# [Given instruction]
Write out every line of the records below verbatim, from the first line to the last, changing nothing.

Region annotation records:
____________________
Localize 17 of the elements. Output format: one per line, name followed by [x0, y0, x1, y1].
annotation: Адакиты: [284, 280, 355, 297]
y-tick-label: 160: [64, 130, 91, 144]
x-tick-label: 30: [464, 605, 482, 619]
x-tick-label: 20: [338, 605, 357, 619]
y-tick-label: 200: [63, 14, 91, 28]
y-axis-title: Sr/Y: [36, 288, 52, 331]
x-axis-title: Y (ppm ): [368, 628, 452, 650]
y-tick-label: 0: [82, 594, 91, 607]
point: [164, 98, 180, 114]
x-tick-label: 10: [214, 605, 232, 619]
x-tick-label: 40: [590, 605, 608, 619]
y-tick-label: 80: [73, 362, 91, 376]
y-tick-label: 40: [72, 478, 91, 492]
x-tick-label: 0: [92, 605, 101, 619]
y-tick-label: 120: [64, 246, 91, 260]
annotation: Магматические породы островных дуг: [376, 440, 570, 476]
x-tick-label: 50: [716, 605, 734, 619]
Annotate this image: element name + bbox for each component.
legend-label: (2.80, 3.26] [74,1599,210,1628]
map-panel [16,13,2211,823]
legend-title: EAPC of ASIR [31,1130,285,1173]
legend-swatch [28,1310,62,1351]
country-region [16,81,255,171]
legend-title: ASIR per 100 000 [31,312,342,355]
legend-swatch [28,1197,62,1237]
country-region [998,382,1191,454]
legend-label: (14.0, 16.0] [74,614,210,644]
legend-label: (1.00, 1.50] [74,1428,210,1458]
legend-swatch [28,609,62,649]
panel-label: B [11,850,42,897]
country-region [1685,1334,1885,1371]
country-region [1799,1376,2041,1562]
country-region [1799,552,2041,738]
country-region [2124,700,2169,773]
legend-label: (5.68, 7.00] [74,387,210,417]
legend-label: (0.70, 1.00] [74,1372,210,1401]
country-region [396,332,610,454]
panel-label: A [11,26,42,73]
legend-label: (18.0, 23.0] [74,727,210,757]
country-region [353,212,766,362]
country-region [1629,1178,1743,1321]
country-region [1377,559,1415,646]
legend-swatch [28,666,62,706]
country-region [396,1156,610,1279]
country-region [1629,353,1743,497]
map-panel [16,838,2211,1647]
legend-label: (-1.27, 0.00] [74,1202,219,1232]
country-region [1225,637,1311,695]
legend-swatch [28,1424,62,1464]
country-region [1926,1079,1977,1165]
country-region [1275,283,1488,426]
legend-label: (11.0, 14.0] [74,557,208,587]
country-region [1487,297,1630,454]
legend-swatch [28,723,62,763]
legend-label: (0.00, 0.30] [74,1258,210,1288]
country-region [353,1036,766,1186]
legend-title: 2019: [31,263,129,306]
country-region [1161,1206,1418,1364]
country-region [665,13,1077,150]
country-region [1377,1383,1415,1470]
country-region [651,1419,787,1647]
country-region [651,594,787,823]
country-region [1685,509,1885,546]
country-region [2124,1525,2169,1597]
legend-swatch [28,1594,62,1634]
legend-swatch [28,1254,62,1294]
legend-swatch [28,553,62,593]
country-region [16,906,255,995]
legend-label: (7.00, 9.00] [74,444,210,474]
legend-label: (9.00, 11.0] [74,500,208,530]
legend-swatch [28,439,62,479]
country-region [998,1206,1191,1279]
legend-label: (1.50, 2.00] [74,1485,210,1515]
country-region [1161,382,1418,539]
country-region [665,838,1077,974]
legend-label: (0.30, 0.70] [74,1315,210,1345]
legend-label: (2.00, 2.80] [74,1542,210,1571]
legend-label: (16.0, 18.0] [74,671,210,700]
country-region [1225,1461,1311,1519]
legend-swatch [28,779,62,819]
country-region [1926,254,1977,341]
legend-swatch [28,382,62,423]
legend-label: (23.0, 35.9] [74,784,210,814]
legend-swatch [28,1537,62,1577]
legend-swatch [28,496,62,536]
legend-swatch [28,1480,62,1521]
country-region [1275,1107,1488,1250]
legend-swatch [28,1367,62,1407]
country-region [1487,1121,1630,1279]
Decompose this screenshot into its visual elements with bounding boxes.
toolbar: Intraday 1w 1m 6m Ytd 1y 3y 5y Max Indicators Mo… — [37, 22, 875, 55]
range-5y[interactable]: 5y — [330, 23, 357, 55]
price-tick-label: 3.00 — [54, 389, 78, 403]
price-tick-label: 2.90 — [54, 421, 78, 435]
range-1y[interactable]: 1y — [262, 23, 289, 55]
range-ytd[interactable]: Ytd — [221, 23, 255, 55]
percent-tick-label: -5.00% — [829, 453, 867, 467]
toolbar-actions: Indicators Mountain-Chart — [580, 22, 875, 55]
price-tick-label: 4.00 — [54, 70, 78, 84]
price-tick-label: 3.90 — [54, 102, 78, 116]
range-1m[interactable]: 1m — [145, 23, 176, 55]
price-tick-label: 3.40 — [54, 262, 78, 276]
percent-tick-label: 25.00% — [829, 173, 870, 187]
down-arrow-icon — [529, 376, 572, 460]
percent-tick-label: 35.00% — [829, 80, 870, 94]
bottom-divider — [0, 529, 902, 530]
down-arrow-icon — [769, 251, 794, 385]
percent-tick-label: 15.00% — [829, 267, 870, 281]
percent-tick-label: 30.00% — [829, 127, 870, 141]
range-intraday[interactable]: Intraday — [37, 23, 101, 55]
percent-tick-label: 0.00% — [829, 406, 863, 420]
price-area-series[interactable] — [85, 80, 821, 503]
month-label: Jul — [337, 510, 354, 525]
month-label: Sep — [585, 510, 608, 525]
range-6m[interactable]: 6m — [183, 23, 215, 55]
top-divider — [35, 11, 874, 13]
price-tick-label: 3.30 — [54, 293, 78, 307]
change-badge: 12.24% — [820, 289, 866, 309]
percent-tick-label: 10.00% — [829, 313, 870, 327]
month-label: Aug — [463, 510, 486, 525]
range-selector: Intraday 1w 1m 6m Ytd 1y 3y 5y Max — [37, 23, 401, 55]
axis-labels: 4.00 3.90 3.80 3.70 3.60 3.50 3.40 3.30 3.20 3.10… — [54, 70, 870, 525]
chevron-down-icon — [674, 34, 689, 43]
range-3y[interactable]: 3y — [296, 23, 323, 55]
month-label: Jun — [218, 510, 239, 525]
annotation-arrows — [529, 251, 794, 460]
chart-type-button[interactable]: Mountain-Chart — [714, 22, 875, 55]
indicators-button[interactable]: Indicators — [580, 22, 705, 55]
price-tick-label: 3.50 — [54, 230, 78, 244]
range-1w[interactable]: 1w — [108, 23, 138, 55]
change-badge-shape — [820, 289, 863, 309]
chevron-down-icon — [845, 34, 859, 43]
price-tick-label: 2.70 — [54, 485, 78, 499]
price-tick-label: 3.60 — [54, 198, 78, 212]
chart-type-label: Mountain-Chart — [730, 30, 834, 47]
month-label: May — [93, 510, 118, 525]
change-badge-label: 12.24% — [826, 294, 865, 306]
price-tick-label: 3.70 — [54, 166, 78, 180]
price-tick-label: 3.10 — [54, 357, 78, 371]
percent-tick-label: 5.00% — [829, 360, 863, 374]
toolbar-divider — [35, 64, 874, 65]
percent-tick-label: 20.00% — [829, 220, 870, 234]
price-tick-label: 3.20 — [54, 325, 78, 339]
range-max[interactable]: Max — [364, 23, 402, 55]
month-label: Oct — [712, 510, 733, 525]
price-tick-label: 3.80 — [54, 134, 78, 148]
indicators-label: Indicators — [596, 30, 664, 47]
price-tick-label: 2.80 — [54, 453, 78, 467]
____________________
# [Written answer]
Localize 17 of the elements. Output format: one per line, name followed by [x0, y0, x1, y1].
annotation: Адакиты: [284, 280, 355, 297]
y-tick-label: 160: [64, 130, 91, 144]
x-tick-label: 30: [464, 605, 482, 619]
x-tick-label: 20: [338, 605, 357, 619]
y-tick-label: 200: [63, 14, 91, 28]
y-axis-title: Sr/Y: [36, 288, 52, 331]
x-axis-title: Y (ppm ): [368, 628, 452, 650]
y-tick-label: 0: [82, 594, 91, 607]
point: [164, 98, 180, 114]
x-tick-label: 10: [214, 605, 232, 619]
x-tick-label: 40: [590, 605, 608, 619]
y-tick-label: 80: [73, 362, 91, 376]
y-tick-label: 40: [72, 478, 91, 492]
x-tick-label: 0: [92, 605, 101, 619]
y-tick-label: 120: [64, 246, 91, 260]
annotation: Магматические породы островных дуг: [376, 440, 570, 476]
x-tick-label: 50: [716, 605, 734, 619]
Annotate this image: element name + bbox for each component.
legend-label: (2.80, 3.26] [74,1599,210,1628]
map-panel [16,13,2211,823]
legend-title: EAPC of ASIR [31,1130,285,1173]
legend-swatch [28,1310,62,1351]
country-region [16,81,255,171]
legend-title: ASIR per 100 000 [31,312,342,355]
legend-swatch [28,1197,62,1237]
country-region [998,382,1191,454]
legend-label: (14.0, 16.0] [74,614,210,644]
legend-label: (1.00, 1.50] [74,1428,210,1458]
legend-swatch [28,609,62,649]
panel-label: B [11,850,42,897]
country-region [1685,1334,1885,1371]
country-region [1799,1376,2041,1562]
country-region [1799,552,2041,738]
country-region [2124,700,2169,773]
legend-label: (5.68, 7.00] [74,387,210,417]
legend-label: (0.70, 1.00] [74,1372,210,1401]
country-region [396,332,610,454]
panel-label: A [11,26,42,73]
legend-label: (18.0, 23.0] [74,727,210,757]
country-region [353,212,766,362]
country-region [1629,1178,1743,1321]
country-region [1377,559,1415,646]
legend-swatch [28,666,62,706]
country-region [396,1156,610,1279]
country-region [1629,353,1743,497]
map-panel [16,838,2211,1647]
legend-label: (-1.27, 0.00] [74,1202,219,1232]
country-region [1225,637,1311,695]
legend-swatch [28,1424,62,1464]
country-region [1926,1079,1977,1165]
country-region [1275,283,1488,426]
legend-label: (11.0, 14.0] [74,557,208,587]
country-region [1487,297,1630,454]
legend-swatch [28,723,62,763]
legend-label: (0.00, 0.30] [74,1258,210,1288]
country-region [353,1036,766,1186]
legend-title: 2019: [31,263,129,306]
country-region [1161,1206,1418,1364]
country-region [665,13,1077,150]
country-region [1377,1383,1415,1470]
country-region [651,1419,787,1647]
country-region [651,594,787,823]
country-region [1685,509,1885,546]
country-region [2124,1525,2169,1597]
legend-swatch [28,1594,62,1634]
legend-swatch [28,1254,62,1294]
legend-swatch [28,553,62,593]
country-region [16,906,255,995]
legend-label: (7.00, 9.00] [74,444,210,474]
legend-label: (9.00, 11.0] [74,500,208,530]
legend-swatch [28,439,62,479]
country-region [998,1206,1191,1279]
legend-label: (1.50, 2.00] [74,1485,210,1515]
country-region [1161,382,1418,539]
country-region [665,838,1077,974]
legend-label: (0.30, 0.70] [74,1315,210,1345]
legend-label: (2.00, 2.80] [74,1542,210,1571]
legend-label: (16.0, 18.0] [74,671,210,700]
country-region [1225,1461,1311,1519]
legend-swatch [28,779,62,819]
country-region [1926,254,1977,341]
legend-swatch [28,382,62,423]
legend-label: (23.0, 35.9] [74,784,210,814]
legend-swatch [28,1537,62,1577]
legend-swatch [28,496,62,536]
legend-swatch [28,1480,62,1521]
country-region [1275,1107,1488,1250]
legend-swatch [28,1367,62,1407]
country-region [1487,1121,1630,1279]
Decompose this screenshot into its visual elements with bounding boxes.
toolbar: Intraday 1w 1m 6m Ytd 1y 3y 5y Max Indicators Mo… — [37, 22, 875, 55]
range-5y[interactable]: 5y — [330, 23, 357, 55]
price-tick-label: 3.00 — [54, 389, 78, 403]
price-tick-label: 2.90 — [54, 421, 78, 435]
range-1y[interactable]: 1y — [262, 23, 289, 55]
range-ytd[interactable]: Ytd — [221, 23, 255, 55]
percent-tick-label: -5.00% — [829, 453, 867, 467]
toolbar-actions: Indicators Mountain-Chart — [580, 22, 875, 55]
price-tick-label: 4.00 — [54, 70, 78, 84]
price-tick-label: 3.90 — [54, 102, 78, 116]
range-1m[interactable]: 1m — [145, 23, 176, 55]
price-tick-label: 3.40 — [54, 262, 78, 276]
percent-tick-label: 25.00% — [829, 173, 870, 187]
down-arrow-icon — [529, 376, 572, 460]
percent-tick-label: 35.00% — [829, 80, 870, 94]
bottom-divider — [0, 529, 902, 530]
down-arrow-icon — [769, 251, 794, 385]
percent-tick-label: 15.00% — [829, 267, 870, 281]
percent-tick-label: 30.00% — [829, 127, 870, 141]
range-intraday[interactable]: Intraday — [37, 23, 101, 55]
percent-tick-label: 0.00% — [829, 406, 863, 420]
price-area-series[interactable] — [85, 80, 821, 503]
month-label: Jul — [337, 510, 354, 525]
month-label: Sep — [585, 510, 608, 525]
range-6m[interactable]: 6m — [183, 23, 215, 55]
top-divider — [35, 11, 874, 13]
price-tick-label: 3.30 — [54, 293, 78, 307]
change-badge: 12.24% — [820, 289, 866, 309]
percent-tick-label: 10.00% — [829, 313, 870, 327]
month-label: Aug — [463, 510, 486, 525]
range-selector: Intraday 1w 1m 6m Ytd 1y 3y 5y Max — [37, 23, 401, 55]
axis-labels: 4.00 3.90 3.80 3.70 3.60 3.50 3.40 3.30 3.20 3.10… — [54, 70, 870, 525]
chevron-down-icon — [674, 34, 689, 43]
range-3y[interactable]: 3y — [296, 23, 323, 55]
month-label: Jun — [218, 510, 239, 525]
annotation-arrows — [529, 251, 794, 460]
chart-type-button[interactable]: Mountain-Chart — [714, 22, 875, 55]
indicators-button[interactable]: Indicators — [580, 22, 705, 55]
price-tick-label: 3.50 — [54, 230, 78, 244]
range-1w[interactable]: 1w — [108, 23, 138, 55]
change-badge-shape — [820, 289, 863, 309]
chevron-down-icon — [845, 34, 859, 43]
price-tick-label: 2.70 — [54, 485, 78, 499]
price-tick-label: 3.60 — [54, 198, 78, 212]
chart-type-label: Mountain-Chart — [730, 30, 834, 47]
month-label: May — [93, 510, 118, 525]
change-badge-label: 12.24% — [826, 294, 865, 306]
price-tick-label: 3.70 — [54, 166, 78, 180]
price-tick-label: 3.10 — [54, 357, 78, 371]
percent-tick-label: 5.00% — [829, 360, 863, 374]
toolbar-divider — [35, 64, 874, 65]
percent-tick-label: 20.00% — [829, 220, 870, 234]
price-tick-label: 3.20 — [54, 325, 78, 339]
range-max[interactable]: Max — [364, 23, 402, 55]
month-label: Oct — [712, 510, 733, 525]
price-tick-label: 3.80 — [54, 134, 78, 148]
indicators-label: Indicators — [596, 30, 664, 47]
price-tick-label: 2.80 — [54, 453, 78, 467]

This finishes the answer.